**Task details:** Each line in the entries below that holds the string "screenshot" is to be listed.

--- Start of Dataset excerpts ---

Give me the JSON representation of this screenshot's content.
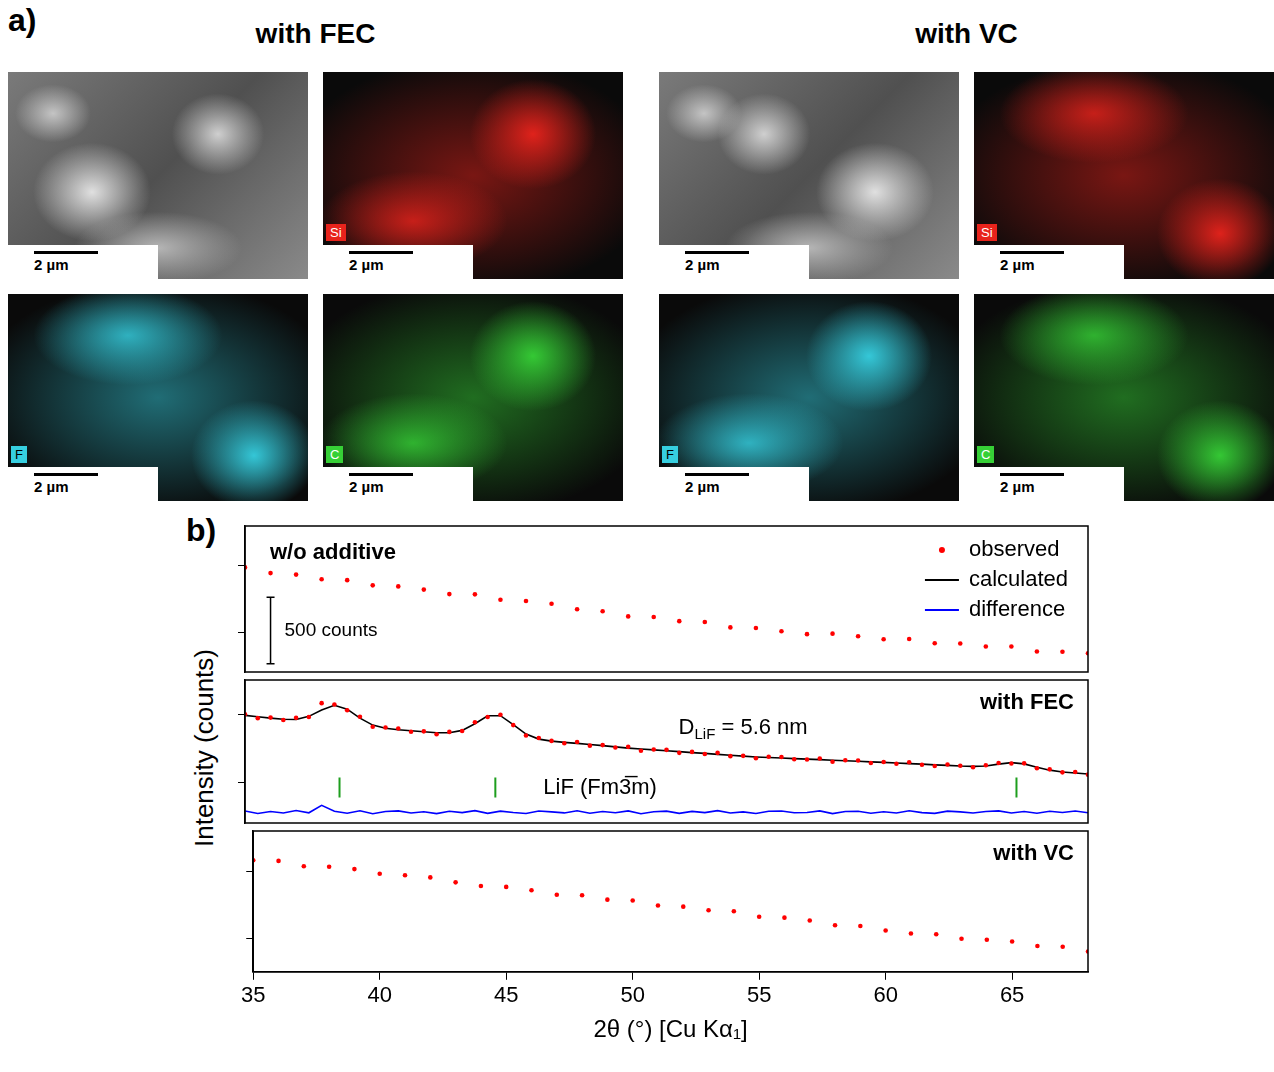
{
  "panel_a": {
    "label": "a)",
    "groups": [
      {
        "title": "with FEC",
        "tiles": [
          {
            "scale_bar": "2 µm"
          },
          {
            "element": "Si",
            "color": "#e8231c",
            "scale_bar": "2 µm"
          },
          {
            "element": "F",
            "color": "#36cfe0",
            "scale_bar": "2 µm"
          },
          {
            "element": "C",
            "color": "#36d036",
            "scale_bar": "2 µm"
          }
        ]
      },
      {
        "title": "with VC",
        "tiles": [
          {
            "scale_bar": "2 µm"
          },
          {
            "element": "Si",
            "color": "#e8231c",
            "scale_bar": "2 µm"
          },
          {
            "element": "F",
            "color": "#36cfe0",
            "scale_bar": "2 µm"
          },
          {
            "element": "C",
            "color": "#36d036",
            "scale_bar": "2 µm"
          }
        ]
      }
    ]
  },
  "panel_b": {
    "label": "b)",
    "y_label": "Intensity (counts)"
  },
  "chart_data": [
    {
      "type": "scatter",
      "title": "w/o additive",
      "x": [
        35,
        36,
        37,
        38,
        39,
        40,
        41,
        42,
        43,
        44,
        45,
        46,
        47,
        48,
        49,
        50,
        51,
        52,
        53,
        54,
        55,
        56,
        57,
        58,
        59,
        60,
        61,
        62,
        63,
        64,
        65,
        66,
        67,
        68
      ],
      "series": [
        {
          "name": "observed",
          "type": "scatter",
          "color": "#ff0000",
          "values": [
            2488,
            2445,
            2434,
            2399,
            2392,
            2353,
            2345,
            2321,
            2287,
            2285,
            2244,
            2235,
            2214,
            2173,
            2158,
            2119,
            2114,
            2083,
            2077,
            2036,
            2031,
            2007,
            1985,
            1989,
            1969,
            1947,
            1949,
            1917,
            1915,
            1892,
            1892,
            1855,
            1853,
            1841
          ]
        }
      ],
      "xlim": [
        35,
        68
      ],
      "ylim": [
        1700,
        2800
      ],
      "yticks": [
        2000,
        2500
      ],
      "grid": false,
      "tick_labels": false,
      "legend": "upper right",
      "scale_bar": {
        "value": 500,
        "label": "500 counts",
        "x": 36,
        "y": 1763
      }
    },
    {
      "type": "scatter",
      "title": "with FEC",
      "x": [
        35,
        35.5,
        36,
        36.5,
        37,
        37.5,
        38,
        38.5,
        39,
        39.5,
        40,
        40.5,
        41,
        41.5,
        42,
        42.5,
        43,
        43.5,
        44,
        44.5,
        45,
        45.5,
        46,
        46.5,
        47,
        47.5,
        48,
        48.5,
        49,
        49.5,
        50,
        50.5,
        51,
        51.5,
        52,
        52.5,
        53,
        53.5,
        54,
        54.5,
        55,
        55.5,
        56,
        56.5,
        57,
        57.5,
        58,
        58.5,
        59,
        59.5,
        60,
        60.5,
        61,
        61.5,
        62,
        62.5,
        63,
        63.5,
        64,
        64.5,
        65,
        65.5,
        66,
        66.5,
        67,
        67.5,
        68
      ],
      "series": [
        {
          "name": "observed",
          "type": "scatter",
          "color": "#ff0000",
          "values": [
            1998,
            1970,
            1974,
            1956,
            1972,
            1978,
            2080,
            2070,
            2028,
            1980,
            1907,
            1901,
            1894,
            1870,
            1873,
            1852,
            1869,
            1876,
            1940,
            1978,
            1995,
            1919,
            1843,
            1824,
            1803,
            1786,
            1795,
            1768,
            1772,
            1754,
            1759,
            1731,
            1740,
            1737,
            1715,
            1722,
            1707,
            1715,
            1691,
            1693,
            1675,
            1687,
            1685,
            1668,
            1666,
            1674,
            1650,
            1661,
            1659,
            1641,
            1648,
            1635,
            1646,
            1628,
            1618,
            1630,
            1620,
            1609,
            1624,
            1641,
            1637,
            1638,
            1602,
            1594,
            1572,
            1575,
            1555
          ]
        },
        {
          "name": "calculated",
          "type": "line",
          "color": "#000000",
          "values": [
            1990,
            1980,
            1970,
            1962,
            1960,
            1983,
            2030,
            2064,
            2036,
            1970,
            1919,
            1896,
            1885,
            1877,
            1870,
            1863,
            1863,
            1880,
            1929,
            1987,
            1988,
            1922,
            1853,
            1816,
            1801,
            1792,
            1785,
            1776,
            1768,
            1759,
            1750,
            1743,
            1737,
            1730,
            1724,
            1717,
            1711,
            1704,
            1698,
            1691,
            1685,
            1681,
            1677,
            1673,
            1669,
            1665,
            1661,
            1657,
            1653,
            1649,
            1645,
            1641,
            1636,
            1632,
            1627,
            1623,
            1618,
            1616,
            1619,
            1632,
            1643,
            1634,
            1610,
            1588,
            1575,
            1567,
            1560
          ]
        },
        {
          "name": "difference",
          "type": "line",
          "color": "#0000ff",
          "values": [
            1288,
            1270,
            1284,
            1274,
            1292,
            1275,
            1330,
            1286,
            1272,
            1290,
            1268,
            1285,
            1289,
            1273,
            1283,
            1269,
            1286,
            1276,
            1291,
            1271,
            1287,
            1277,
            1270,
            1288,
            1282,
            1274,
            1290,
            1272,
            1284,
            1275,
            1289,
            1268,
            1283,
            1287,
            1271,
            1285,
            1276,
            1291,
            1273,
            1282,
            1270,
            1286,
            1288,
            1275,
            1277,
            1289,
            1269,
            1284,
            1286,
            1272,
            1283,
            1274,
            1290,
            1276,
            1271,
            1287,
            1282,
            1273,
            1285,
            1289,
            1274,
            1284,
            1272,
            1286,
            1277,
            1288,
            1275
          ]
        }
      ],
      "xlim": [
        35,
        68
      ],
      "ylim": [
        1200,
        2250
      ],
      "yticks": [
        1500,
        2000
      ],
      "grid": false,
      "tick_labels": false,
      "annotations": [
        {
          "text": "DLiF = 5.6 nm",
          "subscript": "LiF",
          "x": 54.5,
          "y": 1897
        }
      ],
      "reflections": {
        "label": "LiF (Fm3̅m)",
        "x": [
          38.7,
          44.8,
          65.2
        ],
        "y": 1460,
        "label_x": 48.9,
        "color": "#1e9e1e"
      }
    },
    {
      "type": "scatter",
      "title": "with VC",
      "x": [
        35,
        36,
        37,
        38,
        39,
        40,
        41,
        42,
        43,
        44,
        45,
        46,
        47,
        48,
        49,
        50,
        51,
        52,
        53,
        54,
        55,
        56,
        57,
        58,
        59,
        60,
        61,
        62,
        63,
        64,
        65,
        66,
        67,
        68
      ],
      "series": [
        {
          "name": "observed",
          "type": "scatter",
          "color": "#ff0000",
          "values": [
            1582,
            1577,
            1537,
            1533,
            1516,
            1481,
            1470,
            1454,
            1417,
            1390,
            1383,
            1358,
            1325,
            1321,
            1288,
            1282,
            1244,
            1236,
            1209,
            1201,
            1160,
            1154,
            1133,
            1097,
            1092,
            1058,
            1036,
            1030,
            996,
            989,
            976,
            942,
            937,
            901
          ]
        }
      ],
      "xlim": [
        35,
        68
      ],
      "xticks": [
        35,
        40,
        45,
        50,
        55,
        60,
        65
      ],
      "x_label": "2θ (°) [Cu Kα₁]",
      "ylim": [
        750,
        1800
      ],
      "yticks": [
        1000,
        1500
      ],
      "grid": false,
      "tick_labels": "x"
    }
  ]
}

--- End of Dataset excerpts ---
--- Start of Dataset excerpts ---

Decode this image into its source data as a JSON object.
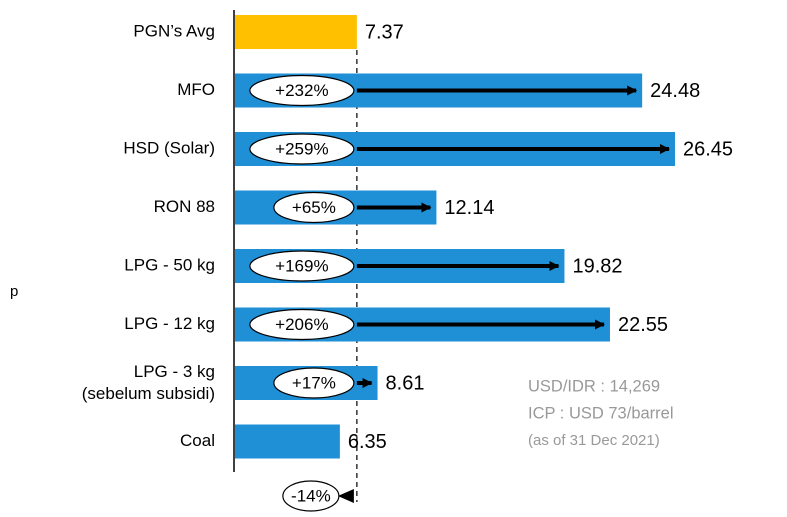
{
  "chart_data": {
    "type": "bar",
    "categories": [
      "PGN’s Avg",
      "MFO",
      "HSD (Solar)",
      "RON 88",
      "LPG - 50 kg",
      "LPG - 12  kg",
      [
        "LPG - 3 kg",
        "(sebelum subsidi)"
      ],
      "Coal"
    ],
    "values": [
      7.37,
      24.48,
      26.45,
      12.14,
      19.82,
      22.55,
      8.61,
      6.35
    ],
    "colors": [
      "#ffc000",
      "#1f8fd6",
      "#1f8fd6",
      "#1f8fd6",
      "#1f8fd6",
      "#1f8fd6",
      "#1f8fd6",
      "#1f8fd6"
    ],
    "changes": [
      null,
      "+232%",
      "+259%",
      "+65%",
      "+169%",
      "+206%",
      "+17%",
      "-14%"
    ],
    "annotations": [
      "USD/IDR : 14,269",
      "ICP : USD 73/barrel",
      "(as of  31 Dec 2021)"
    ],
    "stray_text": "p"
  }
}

--- End of Dataset excerpts ---
--- Start of Dataset excerpts ---

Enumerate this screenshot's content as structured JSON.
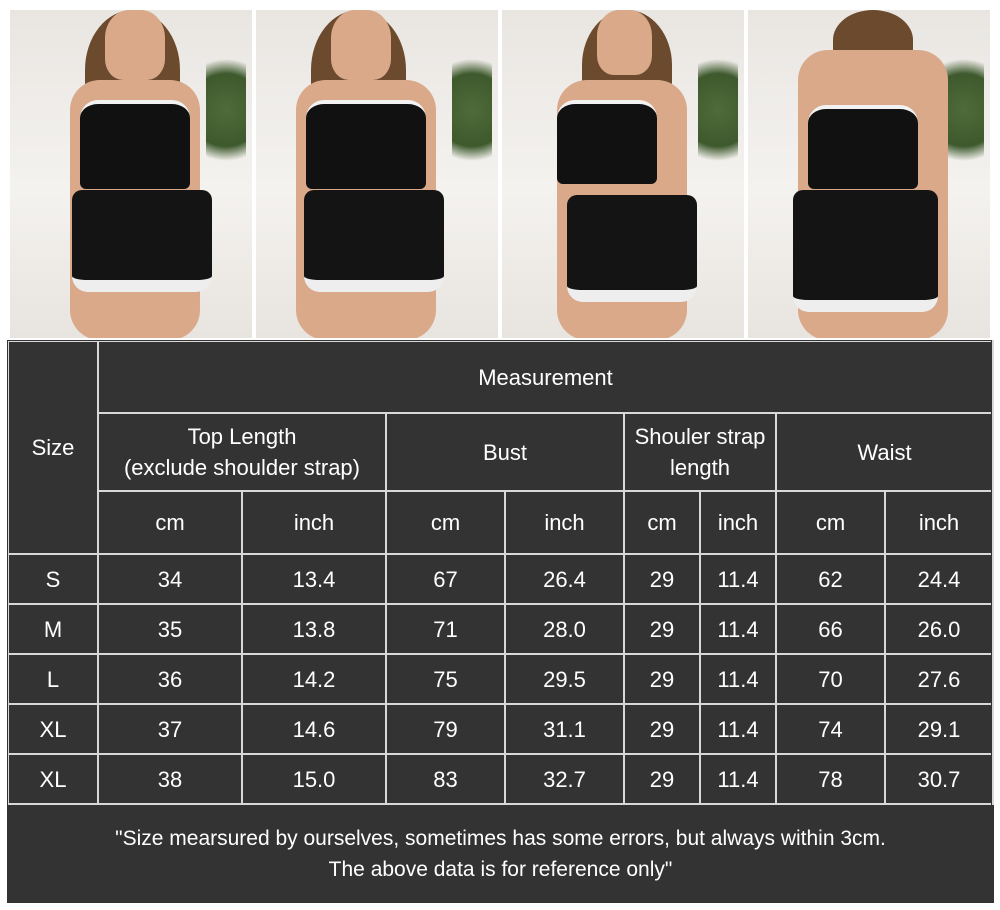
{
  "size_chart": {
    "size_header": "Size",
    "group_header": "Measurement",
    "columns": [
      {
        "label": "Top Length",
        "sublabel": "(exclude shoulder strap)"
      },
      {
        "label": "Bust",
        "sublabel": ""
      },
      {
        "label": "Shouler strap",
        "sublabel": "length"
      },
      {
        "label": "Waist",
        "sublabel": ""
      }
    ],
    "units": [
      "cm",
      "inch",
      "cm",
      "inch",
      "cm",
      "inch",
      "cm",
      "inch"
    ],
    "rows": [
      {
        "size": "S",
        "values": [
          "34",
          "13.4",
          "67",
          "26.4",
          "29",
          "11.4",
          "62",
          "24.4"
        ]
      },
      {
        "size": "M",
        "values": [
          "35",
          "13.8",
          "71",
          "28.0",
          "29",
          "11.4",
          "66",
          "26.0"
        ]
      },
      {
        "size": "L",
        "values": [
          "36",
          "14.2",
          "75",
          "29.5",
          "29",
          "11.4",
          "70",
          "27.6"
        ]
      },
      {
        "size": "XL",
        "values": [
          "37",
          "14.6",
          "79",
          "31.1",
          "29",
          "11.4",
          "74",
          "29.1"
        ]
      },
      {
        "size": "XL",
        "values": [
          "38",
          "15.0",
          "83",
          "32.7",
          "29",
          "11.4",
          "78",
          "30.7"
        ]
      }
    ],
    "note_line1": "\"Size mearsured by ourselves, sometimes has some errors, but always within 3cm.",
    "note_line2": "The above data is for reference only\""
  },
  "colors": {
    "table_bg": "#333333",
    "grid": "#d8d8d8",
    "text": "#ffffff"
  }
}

--- End of Dataset excerpts ---

**Finished exercise:**
Give me the JSON representation of this screenshot's content.
Enumerate this screenshot's content as structured JSON.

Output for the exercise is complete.